◆ TEXT EXCERPT:

┏━━

Does Python really follow its philosophy of "Readability counts"?

Carl Banks pavlovevidence at gmail.com
Sun Jan 11 18:32:52 EST 2009


On Jan 11, 5:02 pm, Paul Rubin <http://phr...@NOSPAM.invalid> wrote:
> Carl Banks <pavlovevide... at gmail.com> writes:
> > and where it was manipulated for that matter.
>
> > This criticism is completely unfair.  Instance variables have to be
> > manipulated somewhere, and unless your object is immutable, that is
> > going to happen outside of __init__.  That's true in Java, C++, and
> > pretty much any other language.
>
> The criticism is very valid.  Some languages do support immutable
> variables (e.g. "final" declarations in Java, "const" in C++, or
> universal immutability in pure functional languages) and they do so
> precisely for the purpose of taming the chaos of uncontrolled
> mutation.  It would be great if Python also supported immutability.

I don't think what you said (which is fine) makes his criticism valid,
unless you also suggest that all objects should be immutable.

┗━━

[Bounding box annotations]
┏━━

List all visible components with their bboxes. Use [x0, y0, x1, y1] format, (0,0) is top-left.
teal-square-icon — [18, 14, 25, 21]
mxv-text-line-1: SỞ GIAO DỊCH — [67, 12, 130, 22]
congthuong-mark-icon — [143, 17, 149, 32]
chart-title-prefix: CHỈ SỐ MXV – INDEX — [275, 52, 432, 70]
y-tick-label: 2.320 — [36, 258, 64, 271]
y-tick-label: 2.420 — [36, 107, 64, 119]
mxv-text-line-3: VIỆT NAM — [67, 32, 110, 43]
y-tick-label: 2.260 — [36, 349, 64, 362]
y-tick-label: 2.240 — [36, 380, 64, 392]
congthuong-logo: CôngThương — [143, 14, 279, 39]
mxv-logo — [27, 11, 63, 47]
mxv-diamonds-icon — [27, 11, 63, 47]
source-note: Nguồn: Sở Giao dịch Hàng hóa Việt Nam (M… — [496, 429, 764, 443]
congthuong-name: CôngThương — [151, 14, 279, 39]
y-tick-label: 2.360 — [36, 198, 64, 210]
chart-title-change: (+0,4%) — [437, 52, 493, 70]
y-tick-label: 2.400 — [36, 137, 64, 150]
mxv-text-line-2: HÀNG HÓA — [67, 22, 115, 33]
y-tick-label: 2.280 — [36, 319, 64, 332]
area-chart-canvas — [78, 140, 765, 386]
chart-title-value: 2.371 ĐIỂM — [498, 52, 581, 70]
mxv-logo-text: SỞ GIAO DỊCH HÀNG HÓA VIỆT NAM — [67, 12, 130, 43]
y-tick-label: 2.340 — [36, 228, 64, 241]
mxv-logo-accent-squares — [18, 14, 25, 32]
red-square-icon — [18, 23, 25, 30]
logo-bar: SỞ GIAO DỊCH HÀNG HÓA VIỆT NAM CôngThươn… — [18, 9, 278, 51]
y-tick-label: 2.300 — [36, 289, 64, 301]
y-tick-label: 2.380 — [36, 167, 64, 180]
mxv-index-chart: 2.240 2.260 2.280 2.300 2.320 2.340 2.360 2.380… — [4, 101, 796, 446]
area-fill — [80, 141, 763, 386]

┗━━

◆ EXERCISE INSTRUCTIONS: Extend the mailing list post on whether Python follows "Readability counts," picking up after its final sentence and keeping Carl Banks's voice and line of argument.

◆ RESULT OF THIS TASK:
If any objects are mutable, you have to be prepared for objects to
mutated outside the initializer.

I guess it could be a valid criticism of Django's progamming style
("They mutate stuff haphazardly everywhere!!~") but that's not the
Python langauge's problem.


> > 4. It allows a simplification of the object system.  Right now, all
> > attribute access is handled identically: at any point in time any
> > attribute may be set.  If you wanted to limit attribute creation to
> > __init__, then it would mean objects have to have two phases (one,
> > during __init__, where you can create attributes; the other, where you
> > can only modify them).  This would add significant complexity, and
> > "Simple is better than complex.
>
> On the other hand, correct is better than buggy.

What bugginess do you speak of?  Adding a variable outside __init__ is
questionable style, not a bug.  I don't think it's a significant
source of bugs, either.  And I definitely don't think the language
should add a layer of complexity (and I think you're underestimating
the complexity of making the whole object system two-phase) just to
prevent a minor style issue.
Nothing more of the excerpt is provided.